**SUPPLIED RECORDS:**

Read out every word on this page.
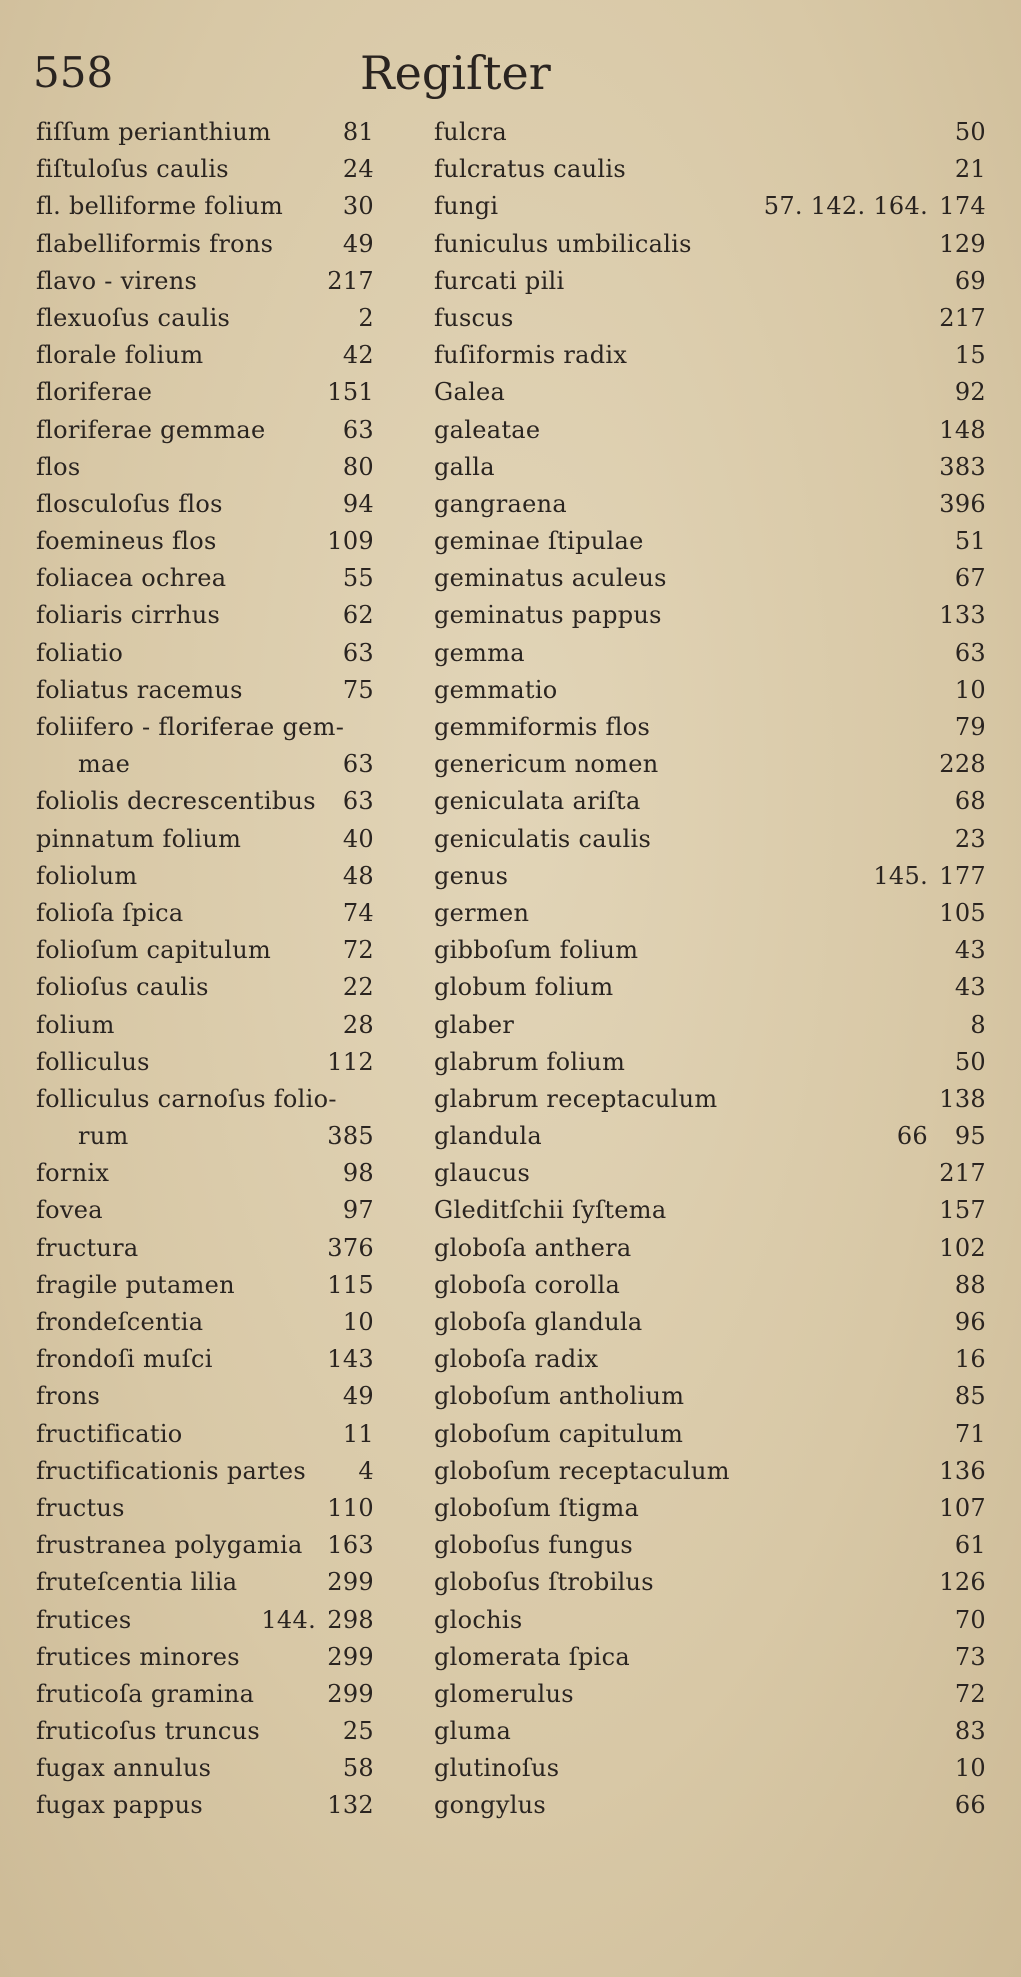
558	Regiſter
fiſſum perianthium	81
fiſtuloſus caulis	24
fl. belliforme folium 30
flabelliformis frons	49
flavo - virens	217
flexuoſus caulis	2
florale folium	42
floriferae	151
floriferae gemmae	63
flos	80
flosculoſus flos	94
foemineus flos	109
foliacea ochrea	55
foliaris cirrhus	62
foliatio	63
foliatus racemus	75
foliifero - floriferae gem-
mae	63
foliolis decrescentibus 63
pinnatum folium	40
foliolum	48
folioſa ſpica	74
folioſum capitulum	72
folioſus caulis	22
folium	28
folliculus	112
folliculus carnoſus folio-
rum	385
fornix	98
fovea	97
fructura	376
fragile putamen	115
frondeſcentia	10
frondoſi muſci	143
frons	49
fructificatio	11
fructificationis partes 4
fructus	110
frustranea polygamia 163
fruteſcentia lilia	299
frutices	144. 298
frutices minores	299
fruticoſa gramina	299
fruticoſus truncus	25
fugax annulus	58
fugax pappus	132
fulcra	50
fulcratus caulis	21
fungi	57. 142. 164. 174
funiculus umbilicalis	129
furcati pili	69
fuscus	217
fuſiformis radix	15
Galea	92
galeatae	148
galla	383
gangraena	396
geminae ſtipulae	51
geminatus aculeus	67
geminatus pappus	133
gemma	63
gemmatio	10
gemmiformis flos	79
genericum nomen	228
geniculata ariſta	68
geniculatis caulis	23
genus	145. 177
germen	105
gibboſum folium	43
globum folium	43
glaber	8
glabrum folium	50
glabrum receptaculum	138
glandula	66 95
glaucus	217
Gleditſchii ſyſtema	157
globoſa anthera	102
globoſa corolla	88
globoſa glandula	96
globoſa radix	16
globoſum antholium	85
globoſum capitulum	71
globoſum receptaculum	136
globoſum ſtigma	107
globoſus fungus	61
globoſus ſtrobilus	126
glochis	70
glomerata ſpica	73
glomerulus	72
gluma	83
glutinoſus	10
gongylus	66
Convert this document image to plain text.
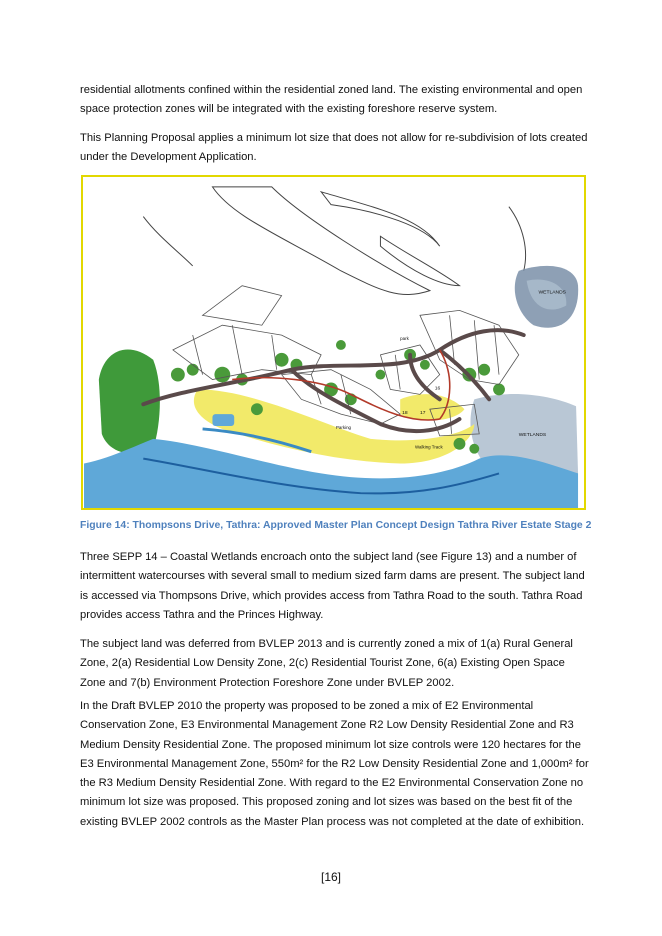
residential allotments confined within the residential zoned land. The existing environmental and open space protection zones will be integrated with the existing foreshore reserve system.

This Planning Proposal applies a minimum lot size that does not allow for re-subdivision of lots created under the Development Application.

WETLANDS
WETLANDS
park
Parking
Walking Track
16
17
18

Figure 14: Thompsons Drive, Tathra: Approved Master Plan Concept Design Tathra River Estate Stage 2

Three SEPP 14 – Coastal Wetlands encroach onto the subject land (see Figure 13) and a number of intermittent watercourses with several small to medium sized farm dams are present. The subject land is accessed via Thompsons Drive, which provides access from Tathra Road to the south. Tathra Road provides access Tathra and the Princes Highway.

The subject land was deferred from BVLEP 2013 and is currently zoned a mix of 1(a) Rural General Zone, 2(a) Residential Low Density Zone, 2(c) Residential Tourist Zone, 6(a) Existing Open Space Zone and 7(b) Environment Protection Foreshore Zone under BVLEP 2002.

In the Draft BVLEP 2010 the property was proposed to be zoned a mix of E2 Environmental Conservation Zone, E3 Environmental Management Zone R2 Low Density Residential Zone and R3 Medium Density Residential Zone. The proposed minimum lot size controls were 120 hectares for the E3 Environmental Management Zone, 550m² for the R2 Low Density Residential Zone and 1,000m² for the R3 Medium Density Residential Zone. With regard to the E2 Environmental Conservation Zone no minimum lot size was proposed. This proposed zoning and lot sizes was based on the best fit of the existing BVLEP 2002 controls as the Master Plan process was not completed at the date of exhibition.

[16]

...

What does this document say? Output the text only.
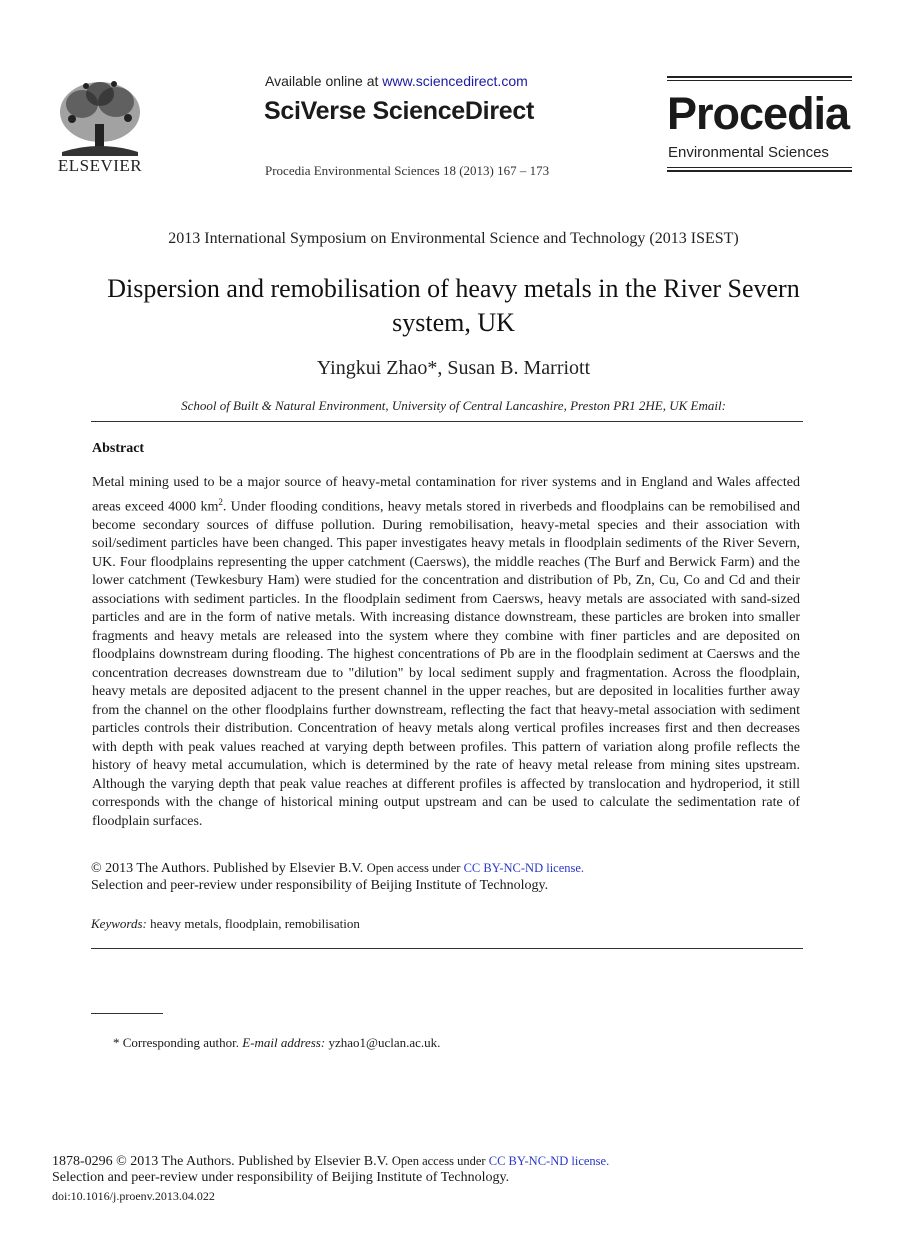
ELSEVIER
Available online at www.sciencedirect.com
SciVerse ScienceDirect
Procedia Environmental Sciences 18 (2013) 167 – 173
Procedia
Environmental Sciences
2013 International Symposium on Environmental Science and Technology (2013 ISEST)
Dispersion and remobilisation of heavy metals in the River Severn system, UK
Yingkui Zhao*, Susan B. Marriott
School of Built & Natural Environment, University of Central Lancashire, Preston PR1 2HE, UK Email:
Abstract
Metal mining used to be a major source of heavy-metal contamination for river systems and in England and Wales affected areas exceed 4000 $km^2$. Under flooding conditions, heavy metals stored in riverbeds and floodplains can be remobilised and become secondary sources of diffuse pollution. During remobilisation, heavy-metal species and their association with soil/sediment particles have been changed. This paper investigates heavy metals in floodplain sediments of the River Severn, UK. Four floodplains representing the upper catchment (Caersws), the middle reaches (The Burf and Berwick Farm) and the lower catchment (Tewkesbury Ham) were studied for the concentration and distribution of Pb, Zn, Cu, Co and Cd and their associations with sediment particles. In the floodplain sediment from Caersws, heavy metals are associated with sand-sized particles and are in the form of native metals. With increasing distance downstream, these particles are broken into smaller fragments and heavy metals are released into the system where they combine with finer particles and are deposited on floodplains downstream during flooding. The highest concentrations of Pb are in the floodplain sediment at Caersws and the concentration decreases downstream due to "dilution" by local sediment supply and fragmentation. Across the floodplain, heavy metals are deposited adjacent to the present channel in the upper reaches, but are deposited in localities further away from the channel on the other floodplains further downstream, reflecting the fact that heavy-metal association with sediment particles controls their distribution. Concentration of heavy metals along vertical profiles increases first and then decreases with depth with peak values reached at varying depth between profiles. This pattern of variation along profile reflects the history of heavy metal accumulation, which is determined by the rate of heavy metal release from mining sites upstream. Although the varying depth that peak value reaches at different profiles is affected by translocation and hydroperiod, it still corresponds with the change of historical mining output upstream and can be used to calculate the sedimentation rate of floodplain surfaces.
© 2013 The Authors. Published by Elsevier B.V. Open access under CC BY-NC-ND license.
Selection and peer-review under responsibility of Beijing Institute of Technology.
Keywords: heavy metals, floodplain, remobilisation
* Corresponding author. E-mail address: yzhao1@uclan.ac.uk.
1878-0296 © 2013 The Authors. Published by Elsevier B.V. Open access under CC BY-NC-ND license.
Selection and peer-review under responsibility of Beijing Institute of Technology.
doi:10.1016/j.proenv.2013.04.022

* * *

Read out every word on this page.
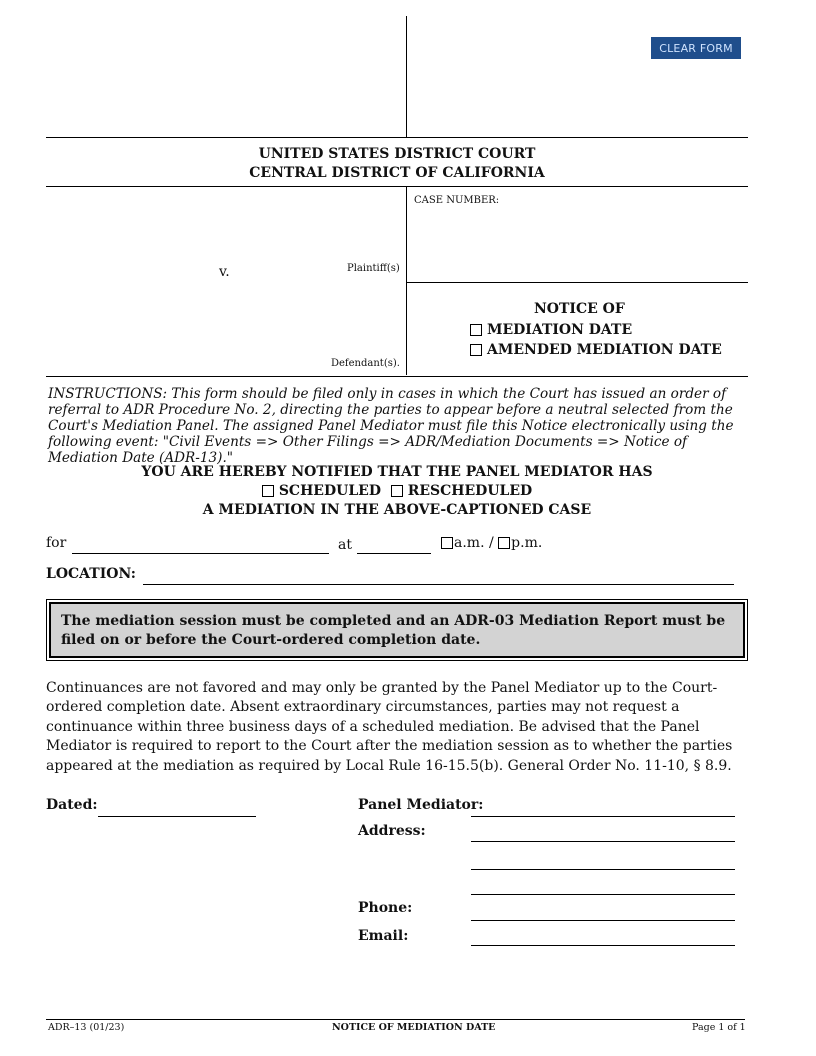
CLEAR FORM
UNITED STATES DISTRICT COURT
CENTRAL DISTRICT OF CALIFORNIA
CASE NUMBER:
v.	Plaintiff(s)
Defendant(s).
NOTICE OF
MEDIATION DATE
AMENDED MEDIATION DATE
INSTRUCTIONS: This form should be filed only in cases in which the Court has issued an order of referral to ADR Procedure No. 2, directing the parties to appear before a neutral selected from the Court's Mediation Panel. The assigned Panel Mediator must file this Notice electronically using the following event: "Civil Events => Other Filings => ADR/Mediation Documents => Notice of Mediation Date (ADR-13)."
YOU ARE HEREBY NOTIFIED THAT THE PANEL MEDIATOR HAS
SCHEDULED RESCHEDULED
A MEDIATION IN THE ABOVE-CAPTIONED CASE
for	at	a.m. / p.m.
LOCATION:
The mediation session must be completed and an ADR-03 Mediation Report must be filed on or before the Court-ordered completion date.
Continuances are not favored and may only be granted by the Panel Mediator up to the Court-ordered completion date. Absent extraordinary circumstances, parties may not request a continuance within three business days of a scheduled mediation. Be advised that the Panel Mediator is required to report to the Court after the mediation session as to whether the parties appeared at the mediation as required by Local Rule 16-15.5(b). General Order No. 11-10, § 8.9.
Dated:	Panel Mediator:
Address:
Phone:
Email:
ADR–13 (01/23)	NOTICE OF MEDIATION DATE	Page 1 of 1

**PROBLEM DESCRIPTION:** In the lines above, locate the string "glabrum". Copy every line where it occurs.

**EXPECTED OUTPUT:**
glabrum folium	50
glabrum receptaculum	138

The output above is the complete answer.